-------- EXCERPTED RECORDS
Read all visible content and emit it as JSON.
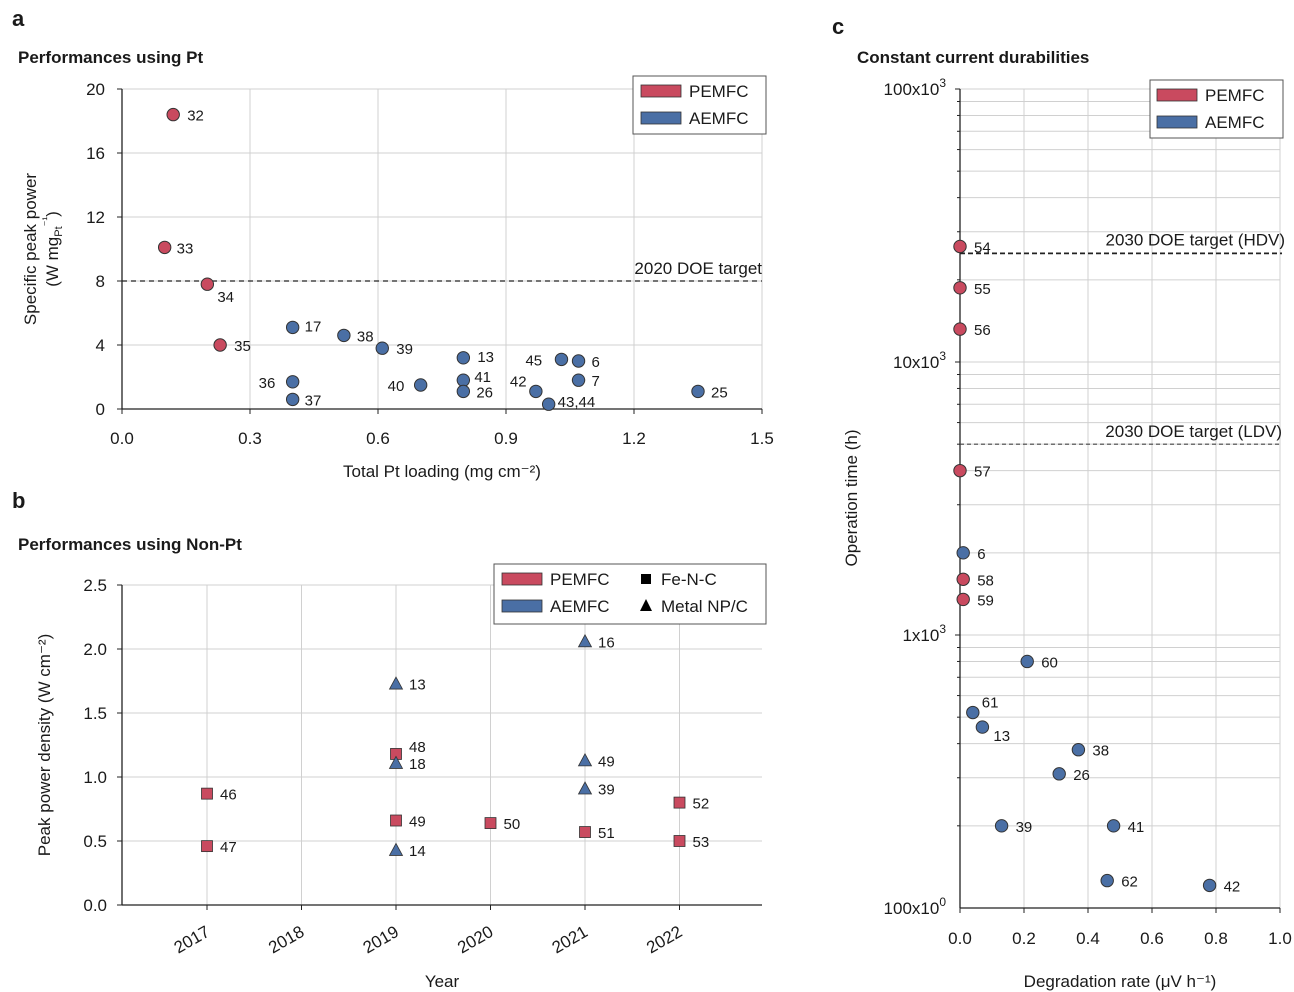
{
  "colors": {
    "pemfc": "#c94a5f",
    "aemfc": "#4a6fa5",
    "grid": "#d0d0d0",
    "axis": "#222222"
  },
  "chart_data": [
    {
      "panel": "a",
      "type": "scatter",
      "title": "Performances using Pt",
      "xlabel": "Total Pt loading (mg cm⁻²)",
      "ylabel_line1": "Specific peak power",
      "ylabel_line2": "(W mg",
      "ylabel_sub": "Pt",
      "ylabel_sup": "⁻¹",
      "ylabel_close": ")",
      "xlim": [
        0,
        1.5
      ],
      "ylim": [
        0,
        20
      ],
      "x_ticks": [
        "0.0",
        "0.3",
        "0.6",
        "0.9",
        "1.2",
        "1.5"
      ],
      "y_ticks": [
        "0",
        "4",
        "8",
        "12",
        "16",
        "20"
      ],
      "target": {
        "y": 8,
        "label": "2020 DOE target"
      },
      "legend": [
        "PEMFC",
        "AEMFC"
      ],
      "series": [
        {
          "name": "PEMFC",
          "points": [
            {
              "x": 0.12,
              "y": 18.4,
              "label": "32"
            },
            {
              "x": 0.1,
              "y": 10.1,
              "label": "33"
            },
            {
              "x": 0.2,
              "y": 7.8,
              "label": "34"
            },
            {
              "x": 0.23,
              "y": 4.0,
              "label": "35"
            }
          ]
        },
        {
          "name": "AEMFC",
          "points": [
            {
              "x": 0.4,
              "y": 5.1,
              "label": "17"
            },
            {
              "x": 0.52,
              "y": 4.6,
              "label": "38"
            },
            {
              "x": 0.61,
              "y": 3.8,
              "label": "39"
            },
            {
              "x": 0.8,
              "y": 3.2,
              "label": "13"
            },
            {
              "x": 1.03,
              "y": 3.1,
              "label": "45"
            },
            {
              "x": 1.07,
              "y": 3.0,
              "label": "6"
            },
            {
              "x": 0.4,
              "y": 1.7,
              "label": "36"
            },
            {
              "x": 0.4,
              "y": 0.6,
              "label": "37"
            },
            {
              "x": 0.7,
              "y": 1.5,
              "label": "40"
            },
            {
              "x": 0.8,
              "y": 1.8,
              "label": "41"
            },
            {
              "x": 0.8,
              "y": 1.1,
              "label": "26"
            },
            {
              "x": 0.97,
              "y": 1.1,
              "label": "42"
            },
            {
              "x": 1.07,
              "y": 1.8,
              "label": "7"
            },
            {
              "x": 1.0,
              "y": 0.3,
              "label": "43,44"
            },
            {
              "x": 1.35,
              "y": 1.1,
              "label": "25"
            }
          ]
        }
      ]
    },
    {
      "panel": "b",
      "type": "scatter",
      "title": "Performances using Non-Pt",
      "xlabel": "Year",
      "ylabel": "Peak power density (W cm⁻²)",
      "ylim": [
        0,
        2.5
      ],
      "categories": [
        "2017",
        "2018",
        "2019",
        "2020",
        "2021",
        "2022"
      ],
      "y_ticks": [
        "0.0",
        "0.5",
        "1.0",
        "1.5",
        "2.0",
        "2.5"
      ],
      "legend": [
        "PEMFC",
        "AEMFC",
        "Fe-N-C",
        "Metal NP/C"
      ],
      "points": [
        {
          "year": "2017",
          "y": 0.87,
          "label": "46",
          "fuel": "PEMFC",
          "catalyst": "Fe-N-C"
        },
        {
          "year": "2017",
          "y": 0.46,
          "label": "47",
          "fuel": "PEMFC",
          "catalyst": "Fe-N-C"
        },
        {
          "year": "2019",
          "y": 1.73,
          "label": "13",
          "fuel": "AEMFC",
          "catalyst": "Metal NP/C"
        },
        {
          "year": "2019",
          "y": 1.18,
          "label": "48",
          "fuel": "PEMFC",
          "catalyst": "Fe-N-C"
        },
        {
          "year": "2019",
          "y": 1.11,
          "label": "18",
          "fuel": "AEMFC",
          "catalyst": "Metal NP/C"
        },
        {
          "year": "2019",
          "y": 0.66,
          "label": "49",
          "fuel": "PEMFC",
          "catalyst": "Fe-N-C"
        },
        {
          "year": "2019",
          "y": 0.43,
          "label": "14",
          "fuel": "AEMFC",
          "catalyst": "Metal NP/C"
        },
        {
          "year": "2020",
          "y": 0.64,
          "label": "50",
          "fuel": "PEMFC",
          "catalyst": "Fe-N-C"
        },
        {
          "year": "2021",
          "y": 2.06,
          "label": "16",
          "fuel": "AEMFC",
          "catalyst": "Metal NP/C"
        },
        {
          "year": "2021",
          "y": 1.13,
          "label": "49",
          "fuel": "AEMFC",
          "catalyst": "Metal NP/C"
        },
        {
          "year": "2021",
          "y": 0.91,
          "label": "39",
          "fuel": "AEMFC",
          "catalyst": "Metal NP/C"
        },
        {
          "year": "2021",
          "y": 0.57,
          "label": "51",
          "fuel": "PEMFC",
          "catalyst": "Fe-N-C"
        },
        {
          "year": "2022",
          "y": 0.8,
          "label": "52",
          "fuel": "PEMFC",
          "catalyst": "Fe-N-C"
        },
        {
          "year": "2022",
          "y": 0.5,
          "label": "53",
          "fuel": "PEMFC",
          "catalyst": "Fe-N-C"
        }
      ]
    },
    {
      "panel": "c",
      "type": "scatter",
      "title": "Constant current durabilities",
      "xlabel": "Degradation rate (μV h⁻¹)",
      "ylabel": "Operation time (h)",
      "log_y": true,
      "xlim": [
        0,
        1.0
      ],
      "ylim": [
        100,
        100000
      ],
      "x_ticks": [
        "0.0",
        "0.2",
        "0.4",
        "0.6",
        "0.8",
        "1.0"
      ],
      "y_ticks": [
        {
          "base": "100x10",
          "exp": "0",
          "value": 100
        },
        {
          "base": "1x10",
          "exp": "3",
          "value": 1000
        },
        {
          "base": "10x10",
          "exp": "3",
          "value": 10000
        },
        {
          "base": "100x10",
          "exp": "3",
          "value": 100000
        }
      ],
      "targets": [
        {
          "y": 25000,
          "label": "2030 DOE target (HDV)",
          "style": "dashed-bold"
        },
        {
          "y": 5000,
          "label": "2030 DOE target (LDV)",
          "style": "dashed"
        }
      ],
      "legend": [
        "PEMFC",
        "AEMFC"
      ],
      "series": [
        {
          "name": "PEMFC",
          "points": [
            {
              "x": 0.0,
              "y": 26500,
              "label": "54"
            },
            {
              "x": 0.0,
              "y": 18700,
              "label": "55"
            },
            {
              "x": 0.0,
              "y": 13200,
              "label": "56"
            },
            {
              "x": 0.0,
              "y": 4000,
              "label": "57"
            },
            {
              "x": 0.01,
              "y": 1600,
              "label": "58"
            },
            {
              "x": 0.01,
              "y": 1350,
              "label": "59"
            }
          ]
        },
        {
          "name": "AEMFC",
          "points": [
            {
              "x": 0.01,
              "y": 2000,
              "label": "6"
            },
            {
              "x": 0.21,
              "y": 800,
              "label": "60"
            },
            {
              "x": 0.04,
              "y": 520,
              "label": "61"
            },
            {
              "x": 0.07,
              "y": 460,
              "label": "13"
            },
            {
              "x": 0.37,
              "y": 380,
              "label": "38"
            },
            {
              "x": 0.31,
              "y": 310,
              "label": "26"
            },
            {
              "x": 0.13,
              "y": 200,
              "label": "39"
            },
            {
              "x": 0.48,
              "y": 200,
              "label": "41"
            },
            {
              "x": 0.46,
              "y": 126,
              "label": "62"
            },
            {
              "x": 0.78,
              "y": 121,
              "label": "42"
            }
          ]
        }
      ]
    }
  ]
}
----------------
DO THIS:
Look over the listing. Pull out every line with the string "title" in it.

SOLUTION FOR THIS PROBLEM:
      "title": "Performances using Pt",
      "title": "Performances using Non-Pt",
      "title": "Constant current durabilities",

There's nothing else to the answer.